-- Begin INPUT --
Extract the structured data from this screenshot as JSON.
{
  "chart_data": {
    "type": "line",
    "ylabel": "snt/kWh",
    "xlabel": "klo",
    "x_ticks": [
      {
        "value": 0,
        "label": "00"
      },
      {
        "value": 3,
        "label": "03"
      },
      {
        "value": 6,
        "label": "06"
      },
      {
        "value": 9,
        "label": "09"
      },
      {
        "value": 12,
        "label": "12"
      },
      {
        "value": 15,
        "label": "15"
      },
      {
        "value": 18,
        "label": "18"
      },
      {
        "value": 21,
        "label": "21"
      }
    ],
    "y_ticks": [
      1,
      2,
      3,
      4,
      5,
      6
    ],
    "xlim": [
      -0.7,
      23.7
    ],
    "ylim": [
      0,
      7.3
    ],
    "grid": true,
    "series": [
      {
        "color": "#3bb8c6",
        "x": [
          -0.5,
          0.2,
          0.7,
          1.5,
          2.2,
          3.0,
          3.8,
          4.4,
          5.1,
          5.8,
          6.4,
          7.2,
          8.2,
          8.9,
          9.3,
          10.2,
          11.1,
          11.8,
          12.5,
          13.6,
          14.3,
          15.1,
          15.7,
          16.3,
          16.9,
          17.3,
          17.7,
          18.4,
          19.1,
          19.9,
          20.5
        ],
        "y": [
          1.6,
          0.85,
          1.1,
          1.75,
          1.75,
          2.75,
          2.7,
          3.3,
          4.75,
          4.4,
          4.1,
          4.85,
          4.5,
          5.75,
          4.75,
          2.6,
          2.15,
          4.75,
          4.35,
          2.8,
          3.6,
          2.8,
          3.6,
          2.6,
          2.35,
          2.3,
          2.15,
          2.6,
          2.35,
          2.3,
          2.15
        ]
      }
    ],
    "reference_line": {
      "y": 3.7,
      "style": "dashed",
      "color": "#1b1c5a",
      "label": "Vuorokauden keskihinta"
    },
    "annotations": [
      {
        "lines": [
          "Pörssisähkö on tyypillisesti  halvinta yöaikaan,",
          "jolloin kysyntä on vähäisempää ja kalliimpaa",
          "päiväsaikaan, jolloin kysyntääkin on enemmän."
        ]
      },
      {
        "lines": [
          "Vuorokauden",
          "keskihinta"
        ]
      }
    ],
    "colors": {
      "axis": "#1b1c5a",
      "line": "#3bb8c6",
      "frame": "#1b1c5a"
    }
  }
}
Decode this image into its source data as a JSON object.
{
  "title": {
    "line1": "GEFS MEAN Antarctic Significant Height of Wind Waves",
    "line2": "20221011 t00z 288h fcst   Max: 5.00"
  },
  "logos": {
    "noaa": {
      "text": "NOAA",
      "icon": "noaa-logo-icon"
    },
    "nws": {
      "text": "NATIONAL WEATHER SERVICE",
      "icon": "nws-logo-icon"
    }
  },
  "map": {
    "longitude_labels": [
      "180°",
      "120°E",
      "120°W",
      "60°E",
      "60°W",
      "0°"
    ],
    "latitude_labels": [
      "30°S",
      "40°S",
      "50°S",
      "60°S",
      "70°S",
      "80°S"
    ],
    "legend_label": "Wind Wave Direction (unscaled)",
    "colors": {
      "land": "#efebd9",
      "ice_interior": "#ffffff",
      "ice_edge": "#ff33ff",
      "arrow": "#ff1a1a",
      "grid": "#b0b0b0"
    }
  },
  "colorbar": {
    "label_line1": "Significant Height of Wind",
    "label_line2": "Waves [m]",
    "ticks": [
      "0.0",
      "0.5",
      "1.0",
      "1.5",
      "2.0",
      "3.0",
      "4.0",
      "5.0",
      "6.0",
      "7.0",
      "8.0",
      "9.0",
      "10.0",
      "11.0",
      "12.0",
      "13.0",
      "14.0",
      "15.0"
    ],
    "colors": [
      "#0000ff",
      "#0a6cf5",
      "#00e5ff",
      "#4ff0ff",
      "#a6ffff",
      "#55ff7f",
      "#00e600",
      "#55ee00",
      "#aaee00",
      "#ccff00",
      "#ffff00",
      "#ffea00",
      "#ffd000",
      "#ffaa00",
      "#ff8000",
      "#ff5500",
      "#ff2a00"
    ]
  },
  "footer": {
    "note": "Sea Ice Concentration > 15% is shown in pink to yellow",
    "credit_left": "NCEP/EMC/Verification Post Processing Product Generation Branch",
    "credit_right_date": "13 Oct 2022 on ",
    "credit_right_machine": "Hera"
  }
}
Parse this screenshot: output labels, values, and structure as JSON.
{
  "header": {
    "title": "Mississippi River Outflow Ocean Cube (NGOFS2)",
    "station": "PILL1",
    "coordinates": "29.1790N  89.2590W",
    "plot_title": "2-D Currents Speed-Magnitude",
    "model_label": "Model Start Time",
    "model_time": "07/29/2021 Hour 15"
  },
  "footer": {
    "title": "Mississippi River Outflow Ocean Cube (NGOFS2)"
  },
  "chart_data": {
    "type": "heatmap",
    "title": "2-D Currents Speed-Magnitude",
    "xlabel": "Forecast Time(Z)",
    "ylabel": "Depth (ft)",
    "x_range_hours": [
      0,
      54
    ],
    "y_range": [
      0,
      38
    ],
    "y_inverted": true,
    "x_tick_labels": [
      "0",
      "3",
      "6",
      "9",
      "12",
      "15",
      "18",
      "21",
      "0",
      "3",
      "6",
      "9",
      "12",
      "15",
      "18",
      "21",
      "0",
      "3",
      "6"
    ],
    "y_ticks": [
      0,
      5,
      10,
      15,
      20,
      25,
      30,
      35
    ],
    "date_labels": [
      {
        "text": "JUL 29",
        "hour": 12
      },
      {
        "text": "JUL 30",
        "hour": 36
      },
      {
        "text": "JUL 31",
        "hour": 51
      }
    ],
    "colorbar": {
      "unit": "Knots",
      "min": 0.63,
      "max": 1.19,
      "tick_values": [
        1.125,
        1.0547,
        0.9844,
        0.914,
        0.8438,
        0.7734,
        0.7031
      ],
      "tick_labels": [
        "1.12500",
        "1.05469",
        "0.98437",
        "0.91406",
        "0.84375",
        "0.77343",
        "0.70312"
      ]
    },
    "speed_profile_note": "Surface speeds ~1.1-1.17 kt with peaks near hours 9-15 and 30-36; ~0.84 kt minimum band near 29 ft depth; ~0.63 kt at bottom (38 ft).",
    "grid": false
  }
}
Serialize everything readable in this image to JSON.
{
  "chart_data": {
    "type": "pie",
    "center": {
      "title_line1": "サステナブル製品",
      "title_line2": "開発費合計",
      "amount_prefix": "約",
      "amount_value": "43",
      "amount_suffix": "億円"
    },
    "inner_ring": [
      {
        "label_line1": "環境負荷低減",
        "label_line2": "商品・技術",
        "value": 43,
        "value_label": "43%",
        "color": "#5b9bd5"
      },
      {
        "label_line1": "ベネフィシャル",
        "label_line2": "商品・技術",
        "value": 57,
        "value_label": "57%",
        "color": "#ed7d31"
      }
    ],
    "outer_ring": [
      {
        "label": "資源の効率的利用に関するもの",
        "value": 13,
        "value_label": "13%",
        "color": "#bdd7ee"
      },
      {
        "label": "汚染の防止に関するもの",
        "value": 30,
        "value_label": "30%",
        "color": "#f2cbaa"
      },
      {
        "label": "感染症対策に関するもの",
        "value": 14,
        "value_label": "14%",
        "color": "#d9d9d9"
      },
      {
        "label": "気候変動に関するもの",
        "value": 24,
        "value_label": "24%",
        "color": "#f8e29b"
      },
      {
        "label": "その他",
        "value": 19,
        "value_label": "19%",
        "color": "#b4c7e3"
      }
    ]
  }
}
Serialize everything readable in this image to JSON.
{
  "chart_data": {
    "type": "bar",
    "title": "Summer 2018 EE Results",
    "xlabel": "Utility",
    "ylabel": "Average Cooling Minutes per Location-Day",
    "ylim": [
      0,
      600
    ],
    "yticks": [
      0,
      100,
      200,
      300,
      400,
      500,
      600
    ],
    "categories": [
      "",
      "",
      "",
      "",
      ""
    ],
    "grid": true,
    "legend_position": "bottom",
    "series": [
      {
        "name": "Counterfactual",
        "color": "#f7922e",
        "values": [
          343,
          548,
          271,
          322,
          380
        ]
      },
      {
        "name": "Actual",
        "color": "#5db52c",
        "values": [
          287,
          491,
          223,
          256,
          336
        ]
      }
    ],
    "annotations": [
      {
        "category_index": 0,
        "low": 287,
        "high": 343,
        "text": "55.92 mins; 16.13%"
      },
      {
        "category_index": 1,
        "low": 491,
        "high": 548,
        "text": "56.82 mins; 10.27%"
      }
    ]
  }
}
-- End INPUT --
Identify each line in the records above containing the word "JSON"; copy those lines.

◆ **THE REPLY**
Extract the structured data from this screenshot as JSON.
Decode this image into its source data as a JSON object.
Parse this screenshot: output labels, values, and structure as JSON.
Serialize everything readable in this image to JSON.
Serialize everything readable in this image to JSON.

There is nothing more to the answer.